Records from a data collection:
+---+

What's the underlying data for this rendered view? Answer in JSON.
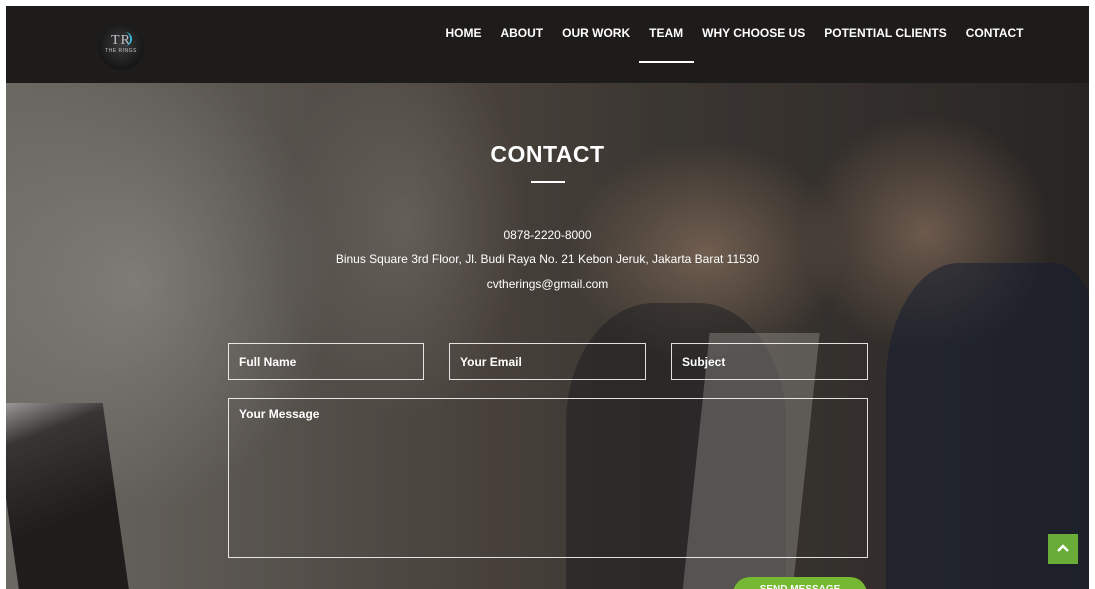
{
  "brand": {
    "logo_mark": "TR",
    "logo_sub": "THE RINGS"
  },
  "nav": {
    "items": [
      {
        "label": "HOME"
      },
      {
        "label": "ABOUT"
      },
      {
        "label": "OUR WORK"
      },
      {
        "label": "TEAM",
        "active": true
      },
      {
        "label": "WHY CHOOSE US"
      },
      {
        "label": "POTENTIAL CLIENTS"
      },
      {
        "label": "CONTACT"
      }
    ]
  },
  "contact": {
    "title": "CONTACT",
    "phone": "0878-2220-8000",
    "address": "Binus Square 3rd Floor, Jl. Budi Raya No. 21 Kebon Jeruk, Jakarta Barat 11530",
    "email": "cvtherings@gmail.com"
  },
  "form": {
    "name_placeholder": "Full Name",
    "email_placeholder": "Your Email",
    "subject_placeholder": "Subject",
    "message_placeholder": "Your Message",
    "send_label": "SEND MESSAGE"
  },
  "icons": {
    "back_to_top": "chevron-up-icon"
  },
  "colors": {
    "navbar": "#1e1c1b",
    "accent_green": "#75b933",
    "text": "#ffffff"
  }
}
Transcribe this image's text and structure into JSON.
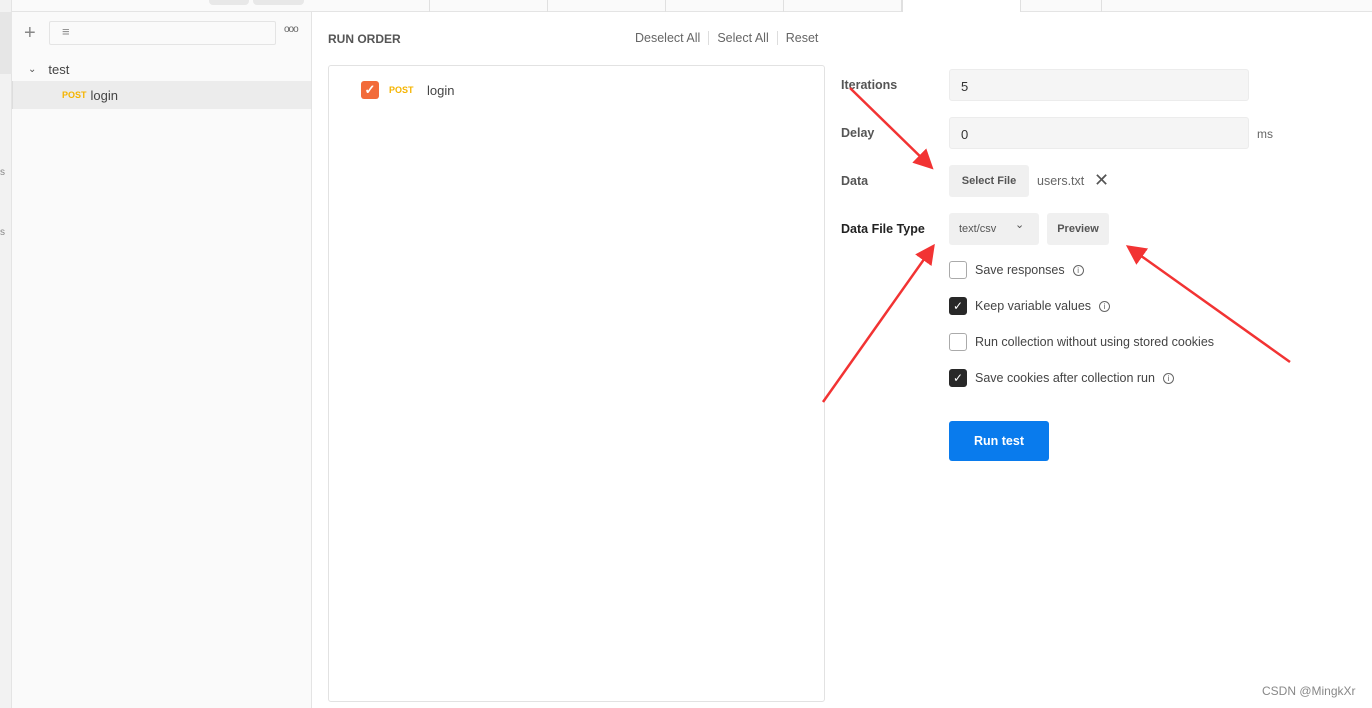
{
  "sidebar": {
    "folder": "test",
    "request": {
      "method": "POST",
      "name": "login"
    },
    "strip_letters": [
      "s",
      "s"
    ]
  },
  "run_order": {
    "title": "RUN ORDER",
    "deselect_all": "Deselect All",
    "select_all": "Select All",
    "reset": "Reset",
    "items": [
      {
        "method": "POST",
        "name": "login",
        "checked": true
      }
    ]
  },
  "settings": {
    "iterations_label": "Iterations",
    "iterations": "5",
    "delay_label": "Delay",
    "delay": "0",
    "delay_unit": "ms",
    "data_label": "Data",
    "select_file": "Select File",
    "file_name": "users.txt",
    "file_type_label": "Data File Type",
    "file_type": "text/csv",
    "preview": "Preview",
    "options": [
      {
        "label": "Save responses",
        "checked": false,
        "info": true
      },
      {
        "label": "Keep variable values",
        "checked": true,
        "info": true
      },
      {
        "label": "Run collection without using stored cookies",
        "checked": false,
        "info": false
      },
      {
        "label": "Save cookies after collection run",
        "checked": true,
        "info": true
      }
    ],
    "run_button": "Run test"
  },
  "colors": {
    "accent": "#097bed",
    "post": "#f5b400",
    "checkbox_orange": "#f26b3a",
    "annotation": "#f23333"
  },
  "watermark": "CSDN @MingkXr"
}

+---+

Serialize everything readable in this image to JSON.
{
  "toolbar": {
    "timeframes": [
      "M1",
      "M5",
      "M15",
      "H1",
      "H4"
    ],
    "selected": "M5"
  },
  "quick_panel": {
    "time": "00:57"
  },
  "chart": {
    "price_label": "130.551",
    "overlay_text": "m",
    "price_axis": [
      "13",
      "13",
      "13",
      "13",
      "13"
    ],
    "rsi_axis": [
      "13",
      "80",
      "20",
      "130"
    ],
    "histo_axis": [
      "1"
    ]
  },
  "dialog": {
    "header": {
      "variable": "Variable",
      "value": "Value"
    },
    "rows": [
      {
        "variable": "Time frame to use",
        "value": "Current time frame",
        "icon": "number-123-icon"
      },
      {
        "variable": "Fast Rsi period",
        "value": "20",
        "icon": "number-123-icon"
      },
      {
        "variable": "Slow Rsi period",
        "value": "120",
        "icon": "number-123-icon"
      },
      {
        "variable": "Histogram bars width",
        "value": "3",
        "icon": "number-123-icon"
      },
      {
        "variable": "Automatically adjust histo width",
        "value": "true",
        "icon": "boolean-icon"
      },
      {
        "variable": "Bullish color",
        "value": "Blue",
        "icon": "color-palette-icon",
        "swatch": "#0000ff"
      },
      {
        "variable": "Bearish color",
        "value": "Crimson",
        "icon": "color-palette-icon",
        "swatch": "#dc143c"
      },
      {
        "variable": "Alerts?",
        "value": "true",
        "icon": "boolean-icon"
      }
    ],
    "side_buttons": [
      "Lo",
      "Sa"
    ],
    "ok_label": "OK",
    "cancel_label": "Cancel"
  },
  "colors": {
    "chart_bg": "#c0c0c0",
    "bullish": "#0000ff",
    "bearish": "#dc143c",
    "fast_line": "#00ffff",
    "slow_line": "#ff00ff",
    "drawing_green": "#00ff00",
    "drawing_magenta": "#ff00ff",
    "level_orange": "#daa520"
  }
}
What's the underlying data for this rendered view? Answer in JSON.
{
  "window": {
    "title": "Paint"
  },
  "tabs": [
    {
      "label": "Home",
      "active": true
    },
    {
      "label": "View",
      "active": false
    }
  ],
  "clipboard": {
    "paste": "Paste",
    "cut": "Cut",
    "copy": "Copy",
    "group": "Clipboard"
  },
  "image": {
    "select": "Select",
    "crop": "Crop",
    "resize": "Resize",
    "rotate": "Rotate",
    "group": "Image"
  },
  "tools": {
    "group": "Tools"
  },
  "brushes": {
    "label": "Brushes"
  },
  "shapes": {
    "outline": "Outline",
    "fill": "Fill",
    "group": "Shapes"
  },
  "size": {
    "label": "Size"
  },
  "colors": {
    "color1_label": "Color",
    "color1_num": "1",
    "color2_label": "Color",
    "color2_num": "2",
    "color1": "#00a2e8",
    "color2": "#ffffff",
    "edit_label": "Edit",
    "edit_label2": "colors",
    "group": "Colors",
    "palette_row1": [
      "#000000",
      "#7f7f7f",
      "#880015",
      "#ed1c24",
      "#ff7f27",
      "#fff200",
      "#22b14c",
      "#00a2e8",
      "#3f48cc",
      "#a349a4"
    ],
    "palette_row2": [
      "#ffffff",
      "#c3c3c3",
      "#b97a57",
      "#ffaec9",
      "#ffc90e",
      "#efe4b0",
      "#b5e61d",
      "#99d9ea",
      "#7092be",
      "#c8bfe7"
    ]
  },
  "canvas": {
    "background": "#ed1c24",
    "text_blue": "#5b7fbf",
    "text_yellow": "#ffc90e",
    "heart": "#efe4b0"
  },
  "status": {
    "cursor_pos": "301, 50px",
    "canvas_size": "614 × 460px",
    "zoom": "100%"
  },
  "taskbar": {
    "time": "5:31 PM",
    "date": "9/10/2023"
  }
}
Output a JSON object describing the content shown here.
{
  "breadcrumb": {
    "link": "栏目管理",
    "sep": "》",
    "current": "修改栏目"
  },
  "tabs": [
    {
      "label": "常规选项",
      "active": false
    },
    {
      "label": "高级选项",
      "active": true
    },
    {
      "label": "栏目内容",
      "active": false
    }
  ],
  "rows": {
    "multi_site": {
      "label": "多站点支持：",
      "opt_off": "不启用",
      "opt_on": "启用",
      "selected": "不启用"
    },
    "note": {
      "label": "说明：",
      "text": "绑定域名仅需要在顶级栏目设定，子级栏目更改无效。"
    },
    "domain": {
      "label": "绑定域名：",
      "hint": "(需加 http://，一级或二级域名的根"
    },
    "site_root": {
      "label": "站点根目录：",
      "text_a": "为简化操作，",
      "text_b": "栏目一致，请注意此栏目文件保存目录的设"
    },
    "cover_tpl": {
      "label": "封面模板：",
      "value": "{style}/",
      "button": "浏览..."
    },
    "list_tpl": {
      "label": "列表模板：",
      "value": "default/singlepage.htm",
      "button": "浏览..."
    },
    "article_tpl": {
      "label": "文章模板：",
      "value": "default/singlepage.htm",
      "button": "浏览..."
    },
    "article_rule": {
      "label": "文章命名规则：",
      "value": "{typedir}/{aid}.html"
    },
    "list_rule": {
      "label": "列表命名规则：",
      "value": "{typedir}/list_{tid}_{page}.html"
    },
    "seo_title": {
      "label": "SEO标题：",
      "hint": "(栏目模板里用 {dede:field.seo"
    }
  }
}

+---+

Problem to work on :: Select every line of the records holding the string "Save".

Task answer ::
        "label": "Save responses",
        "label": "Save cookies after collection run",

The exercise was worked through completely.